_Exercise aim_
Format every line of the data below as a JSON list of strings, one string per line, with blank lines omitted. Leave the pictures out of the answer.
---- Data provided
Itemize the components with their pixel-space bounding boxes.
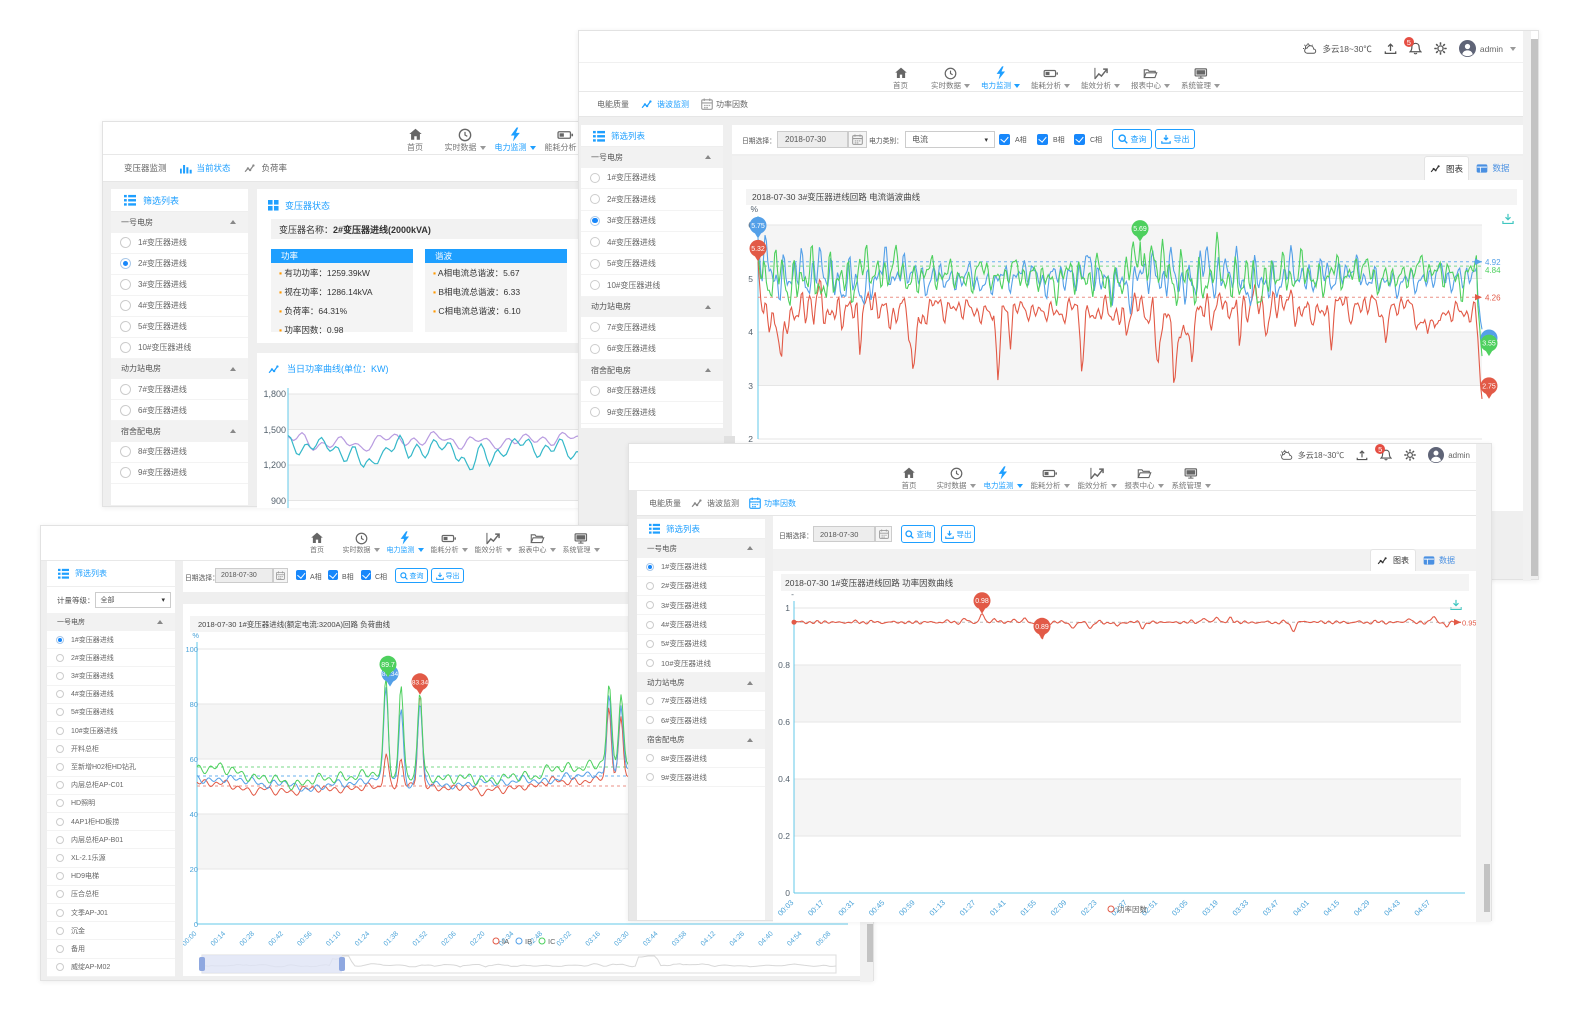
svg-text:00:03: 00:03	[776, 898, 796, 918]
svg-text:1,800: 1,800	[263, 389, 286, 399]
svg-text:03:02: 03:02	[556, 930, 573, 947]
svg-text:4.26: 4.26	[1485, 294, 1501, 303]
svg-text:04:12: 04:12	[700, 930, 717, 947]
svg-text:1,200: 1,200	[263, 460, 286, 470]
svg-text:1: 1	[785, 603, 790, 613]
svg-text:01:41: 01:41	[988, 898, 1008, 918]
svg-text:04:57: 04:57	[1412, 898, 1432, 918]
svg-text:04:43: 04:43	[1382, 898, 1402, 918]
svg-text:4: 4	[748, 327, 753, 337]
svg-text:00:28: 00:28	[239, 930, 256, 947]
svg-text:4.84: 4.84	[1485, 266, 1501, 275]
svg-text:0.6: 0.6	[778, 717, 790, 727]
svg-text:IA: IA	[502, 937, 509, 946]
svg-text:00:31: 00:31	[836, 898, 856, 918]
svg-text:5: 5	[748, 274, 753, 284]
svg-text:%: %	[750, 204, 758, 214]
svg-text:03:30: 03:30	[613, 930, 630, 947]
svg-text:0: 0	[194, 920, 198, 929]
svg-text:03:33: 03:33	[1231, 898, 1251, 918]
svg-text:02:09: 02:09	[1049, 898, 1069, 918]
svg-text:0.95: 0.95	[1462, 619, 1477, 628]
svg-text:03:16: 03:16	[585, 930, 602, 947]
svg-text:83.34: 83.34	[412, 679, 429, 686]
svg-text:80: 80	[190, 700, 198, 709]
svg-text:00:42: 00:42	[268, 930, 285, 947]
svg-text:02:23: 02:23	[1079, 898, 1099, 918]
svg-text:0.4: 0.4	[778, 774, 790, 784]
svg-text:100: 100	[185, 645, 198, 654]
svg-text:05:08: 05:08	[815, 930, 832, 947]
svg-text:89.7: 89.7	[381, 662, 395, 669]
svg-text:900: 900	[271, 496, 286, 506]
svg-text:04:01: 04:01	[1291, 898, 1311, 918]
svg-text:3.55: 3.55	[1482, 341, 1496, 348]
svg-text:00:45: 00:45	[867, 898, 887, 918]
svg-text:04:15: 04:15	[1322, 898, 1342, 918]
svg-text:00:56: 00:56	[296, 930, 313, 947]
svg-text:2.75: 2.75	[1482, 383, 1496, 390]
svg-text:-: -	[791, 589, 794, 599]
svg-text:00:59: 00:59	[897, 898, 917, 918]
svg-text:0.89: 0.89	[1035, 624, 1049, 631]
svg-text:0.8: 0.8	[778, 660, 790, 670]
svg-text:02:20: 02:20	[469, 930, 486, 947]
svg-text:%: %	[192, 631, 199, 640]
svg-text:IC: IC	[548, 937, 556, 946]
svg-text:01:24: 01:24	[354, 930, 371, 947]
svg-text:03:58: 03:58	[671, 930, 688, 947]
svg-text:40: 40	[190, 810, 198, 819]
svg-text:04:54: 04:54	[786, 930, 803, 947]
svg-text:5.75: 5.75	[751, 223, 765, 230]
svg-text:20: 20	[190, 865, 198, 874]
svg-text:0: 0	[785, 888, 790, 898]
svg-text:04:26: 04:26	[729, 930, 746, 947]
svg-text:00:17: 00:17	[806, 898, 826, 918]
svg-text:IB: IB	[525, 937, 532, 946]
svg-text:01:13: 01:13	[927, 898, 947, 918]
svg-text:02:06: 02:06	[440, 930, 457, 947]
svg-text:03:47: 03:47	[1261, 898, 1281, 918]
svg-text:5.69: 5.69	[1133, 226, 1147, 233]
svg-text:00:14: 00:14	[210, 930, 227, 947]
svg-text:5.32: 5.32	[751, 246, 765, 253]
svg-text:0.2: 0.2	[778, 831, 790, 841]
svg-text:功率因数: 功率因数	[1117, 904, 1147, 914]
svg-text:01:52: 01:52	[412, 930, 429, 947]
svg-text:01:38: 01:38	[383, 930, 400, 947]
svg-text:03:05: 03:05	[1170, 898, 1190, 918]
svg-text:04:40: 04:40	[757, 930, 774, 947]
svg-text:03:19: 03:19	[1200, 898, 1220, 918]
svg-text:04:29: 04:29	[1352, 898, 1372, 918]
svg-text:03:44: 03:44	[642, 930, 659, 947]
svg-text:01:55: 01:55	[1018, 898, 1038, 918]
svg-text:01:10: 01:10	[325, 930, 342, 947]
svg-text:0.98: 0.98	[975, 598, 989, 605]
svg-text:00:00: 00:00	[183, 930, 198, 947]
svg-text:01:27: 01:27	[958, 898, 978, 918]
svg-text:1,500: 1,500	[263, 425, 286, 435]
svg-text:3: 3	[748, 381, 753, 391]
svg-text:60: 60	[190, 755, 198, 764]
--------
_Expected output_
[
  "Itemize the components with their pixel-space bounding boxes.",
  "svg-text:00:03: 00:03\t[776, 898, 796, 918]",
  "svg-text:1,800: 1,800\t[263, 389, 286, 399]",
  "svg-text:03:02: 03:02\t[556, 930, 573, 947]",
  "svg-text:4.26: 4.26\t[1485, 294, 1501, 303]",
  "svg-text:04:12: 04:12\t[700, 930, 717, 947]",
  "svg-text:1,200: 1,200\t[263, 460, 286, 470]",
  "svg-text:1: 1\t[785, 603, 790, 613]",
  "svg-text:01:41: 01:41\t[988, 898, 1008, 918]",
  "svg-text:04:57: 04:57\t[1412, 898, 1432, 918]",
  "svg-text:04:43: 04:43\t[1382, 898, 1402, 918]",
  "svg-text:4: 4\t[748, 327, 753, 337]",
  "svg-text:00:28: 00:28\t[239, 930, 256, 947]",
  "svg-text:4.84: 4.84\t[1485, 266, 1501, 275]",
  "svg-text:0.6: 0.6\t[778, 717, 790, 727]",
  "svg-text:IA: IA\t[502, 937, 509, 946]",
  "svg-text:00:31: 00:31\t[836, 898, 856, 918]",
  "svg-text:5: 5\t[748, 274, 753, 284]",
  "svg-text:%: %\t[750, 204, 758, 214]",
  "svg-text:03:30: 03:30\t[613, 930, 630, 947]",
  "svg-text:0: 0\t[194, 920, 198, 929]",
  "svg-text:03:33: 03:33\t[1231, 898, 1251, 918]",
  "svg-text:02:09: 02:09\t[1049, 898, 1069, 918]",
  "svg-text:0.95: 0.95\t[1462, 619, 1477, 628]",
  "svg-text:03:16: 03:16\t[585, 930, 602, 947]",
  "svg-text:83.34: 83.34\t[412, 679, 429, 686]",
  "svg-text:80: 80\t[190, 700, 198, 709]",
  "svg-text:00:42: 00:42\t[268, 930, 285, 947]",
  "svg-text:02:23: 02:23\t[1079, 898, 1099, 918]",
  "svg-text:0.4: 0.4\t[778, 774, 790, 784]",
  "svg-text:100: 100\t[185, 645, 198, 654]",
  "svg-text:05:08: 05:08\t[815, 930, 832, 947]",
  "svg-text:89.7: 89.7\t[381, 662, 395, 669]",
  "svg-text:900: 900\t[271, 496, 286, 506]",
  "svg-text:04:01: 04:01\t[1291, 898, 1311, 918]",
  "svg-text:3.55: 3.55\t[1482, 341, 1496, 348]",
  "svg-text:00:45: 00:45\t[867, 898, 887, 918]",
  "svg-text:04:15: 04:15\t[1322, 898, 1342, 918]",
  "svg-text:00:56: 00:56\t[296, 930, 313, 947]",
  "svg-text:2.75: 2.75\t[1482, 383, 1496, 390]",
  "svg-text:-: -\t[791, 589, 794, 599]",
  "svg-text:00:59: 00:59\t[897, 898, 917, 918]",
  "svg-text:0.89: 0.89\t[1035, 624, 1049, 631]",
  "svg-text:0.8: 0.8\t[778, 660, 790, 670]",
  "svg-text:02:20: 02:20\t[469, 930, 486, 947]",
  "svg-text:%: %\t[192, 631, 199, 640]",
  "svg-text:IC: IC\t[548, 937, 556, 946]",
  "svg-text:01:24: 01:24\t[354, 930, 371, 947]",
  "svg-text:03:58: 03:58\t[671, 930, 688, 947]",
  "svg-text:40: 40\t[190, 810, 198, 819]",
  "svg-text:04:54: 04:54\t[786, 930, 803, 947]",
  "svg-text:5.75: 5.75\t[751, 223, 765, 230]",
  "svg-text:20: 20\t[190, 865, 198, 874]",
  "svg-text:0: 0\t[785, 888, 790, 898]",
  "svg-text:04:26: 04:26\t[729, 930, 746, 947]",
  "svg-text:00:17: 00:17\t[806, 898, 826, 918]",
  "svg-text:IB: IB\t[525, 937, 532, 946]",
  "svg-text:01:13: 01:13\t[927, 898, 947, 918]",
  "svg-text:02:06: 02:06\t[440, 930, 457, 947]",
  "svg-text:03:47: 03:47\t[1261, 898, 1281, 918]",
  "svg-text:5.69: 5.69\t[1133, 226, 1147, 233]",
  "svg-text:00:14: 00:14\t[210, 930, 227, 947]",
  "svg-text:5.32: 5.32\t[751, 246, 765, 253]",
  "svg-text:0.2: 0.2\t[778, 831, 790, 841]",
  "svg-text:功率因数: 功率因数\t[1117, 904, 1147, 914]",
  "svg-text:01:52: 01:52\t[412, 930, 429, 947]",
  "svg-text:01:38: 01:38\t[383, 930, 400, 947]",
  "svg-text:03:05: 03:05\t[1170, 898, 1190, 918]",
  "svg-text:04:40: 04:40\t[757, 930, 774, 947]",
  "svg-text:03:19: 03:19\t[1200, 898, 1220, 918]",
  "svg-text:04:29: 04:29\t[1352, 898, 1372, 918]",
  "svg-text:03:44: 03:44\t[642, 930, 659, 947]",
  "svg-text:01:55: 01:55\t[1018, 898, 1038, 918]",
  "svg-text:01:10: 01:10\t[325, 930, 342, 947]",
  "svg-text:0.98: 0.98\t[975, 598, 989, 605]",
  "svg-text:00:00: 00:00\t[183, 930, 198, 947]",
  "svg-text:01:27: 01:27\t[958, 898, 978, 918]",
  "svg-text:1,500: 1,500\t[263, 425, 286, 435]",
  "svg-text:3: 3\t[748, 381, 753, 391]",
  "svg-text:60: 60\t[190, 755, 198, 764]"
]